## Task objective
Select, from the material below, each line with "compass" in it.

## Data records
[Start]
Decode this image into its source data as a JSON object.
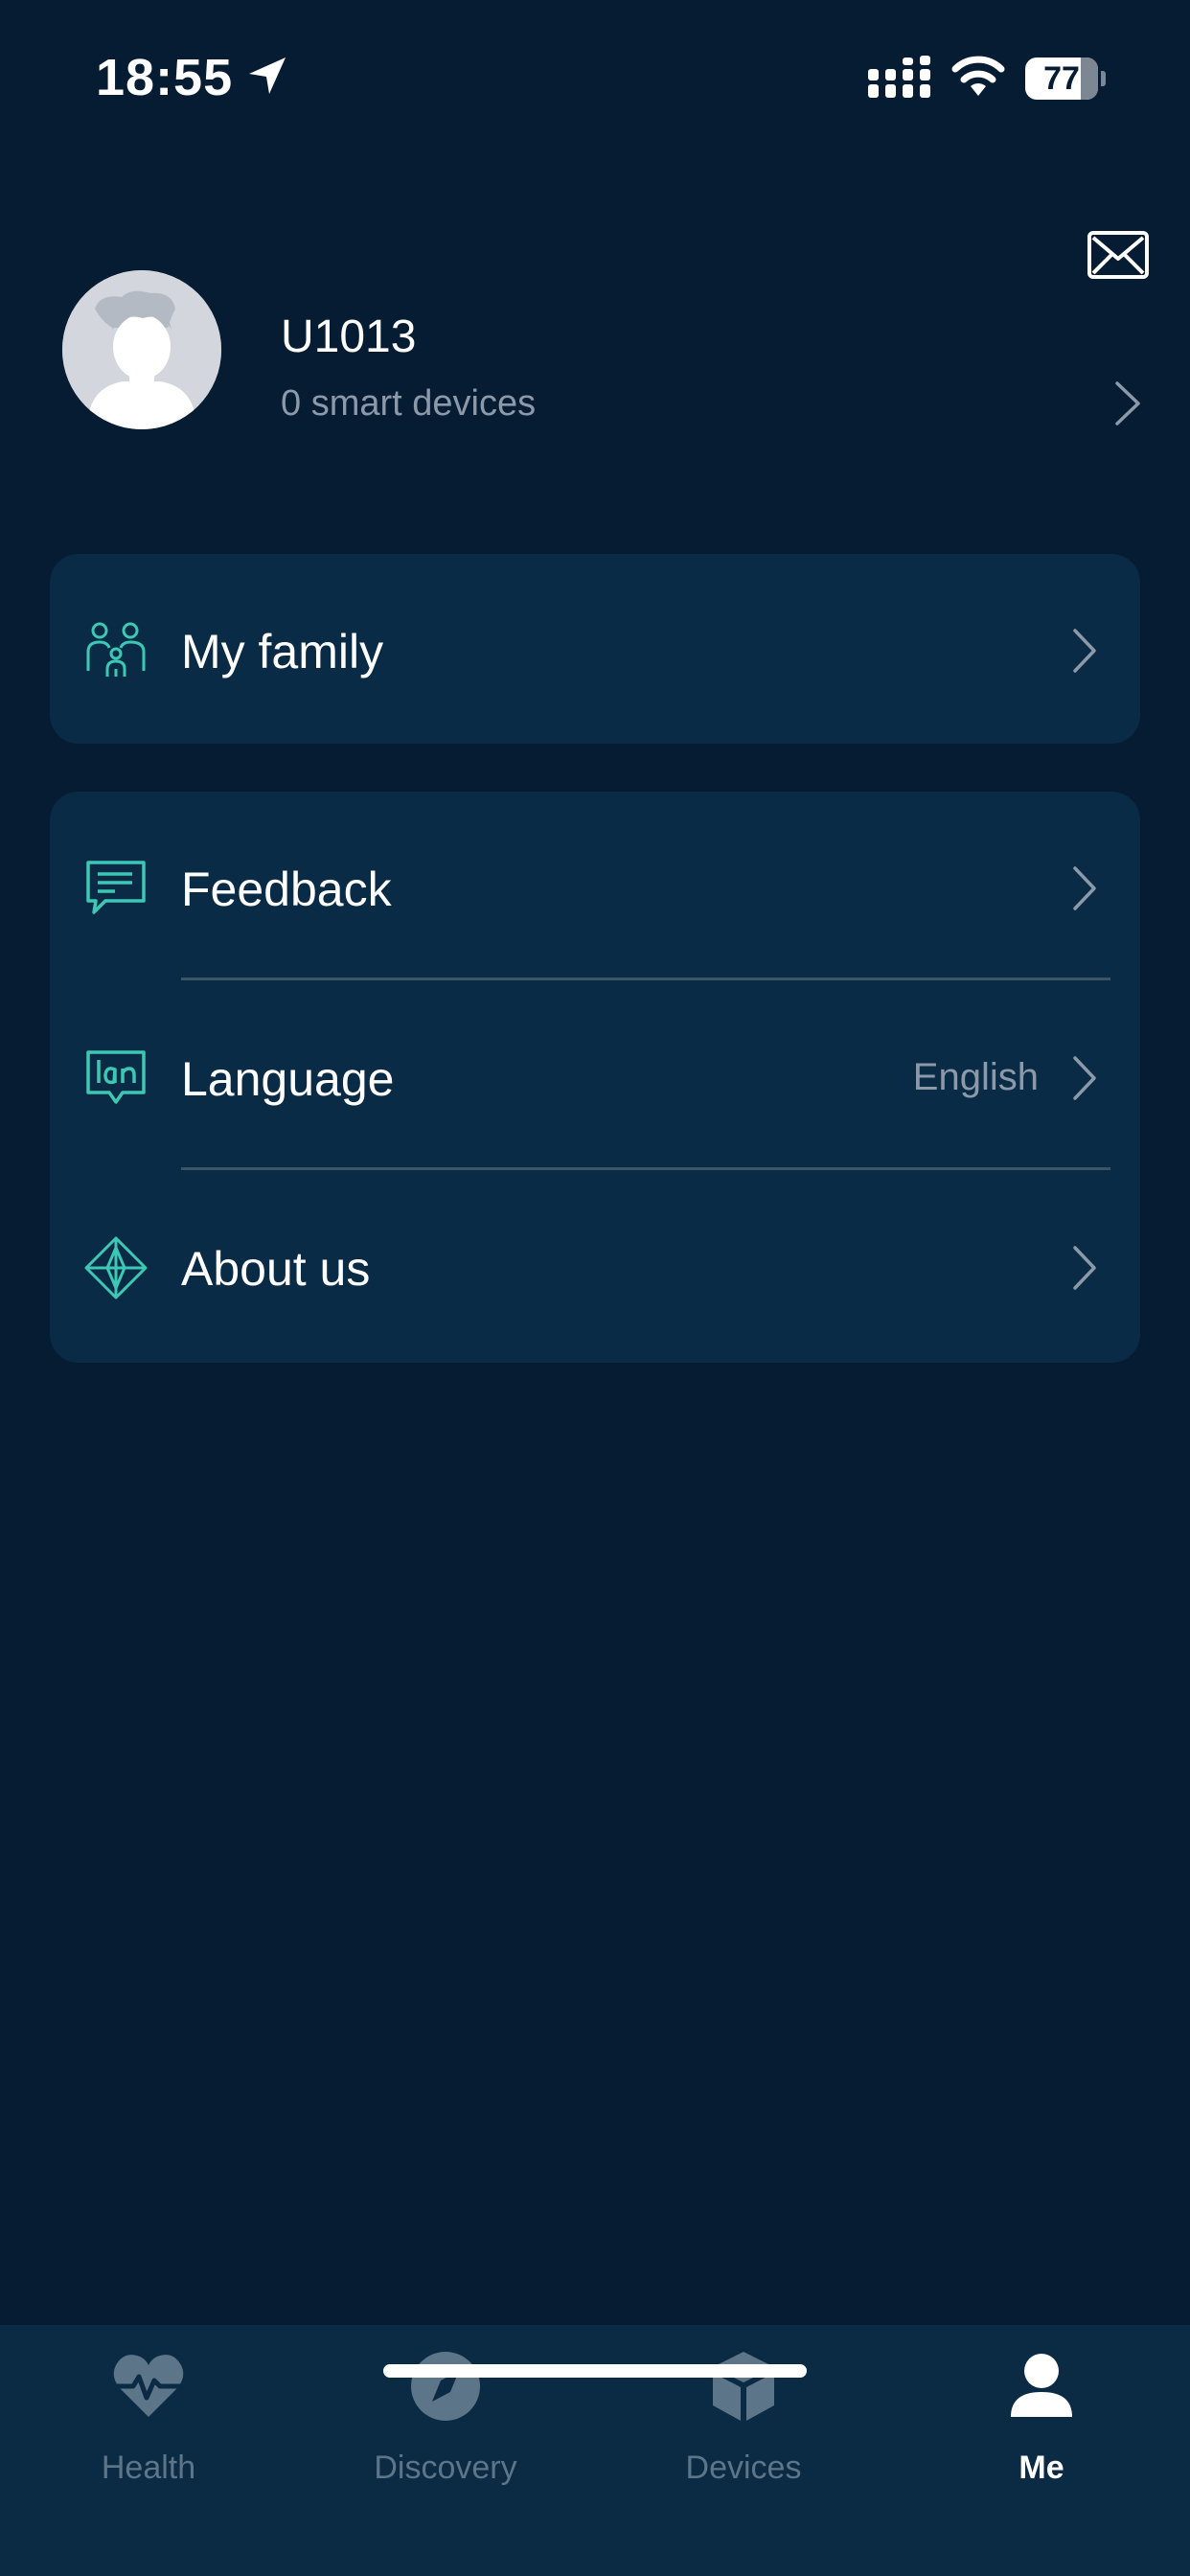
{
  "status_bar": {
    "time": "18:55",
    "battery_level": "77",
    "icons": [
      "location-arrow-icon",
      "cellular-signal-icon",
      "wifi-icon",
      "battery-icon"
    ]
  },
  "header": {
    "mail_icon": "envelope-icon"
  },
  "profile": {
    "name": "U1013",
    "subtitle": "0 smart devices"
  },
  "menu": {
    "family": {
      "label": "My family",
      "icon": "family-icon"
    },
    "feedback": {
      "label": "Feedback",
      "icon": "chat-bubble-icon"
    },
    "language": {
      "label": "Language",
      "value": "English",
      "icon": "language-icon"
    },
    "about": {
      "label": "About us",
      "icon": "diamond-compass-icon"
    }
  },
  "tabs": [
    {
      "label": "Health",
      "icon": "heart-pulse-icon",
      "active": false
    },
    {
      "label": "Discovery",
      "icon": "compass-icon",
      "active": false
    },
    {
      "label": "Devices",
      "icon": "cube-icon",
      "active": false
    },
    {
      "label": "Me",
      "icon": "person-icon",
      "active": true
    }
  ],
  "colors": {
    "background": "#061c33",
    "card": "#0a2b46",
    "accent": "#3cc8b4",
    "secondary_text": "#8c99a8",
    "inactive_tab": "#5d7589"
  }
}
[End]
## Output of the exercise
      "icon": "diamond-compass-icon"
      "icon": "compass-icon",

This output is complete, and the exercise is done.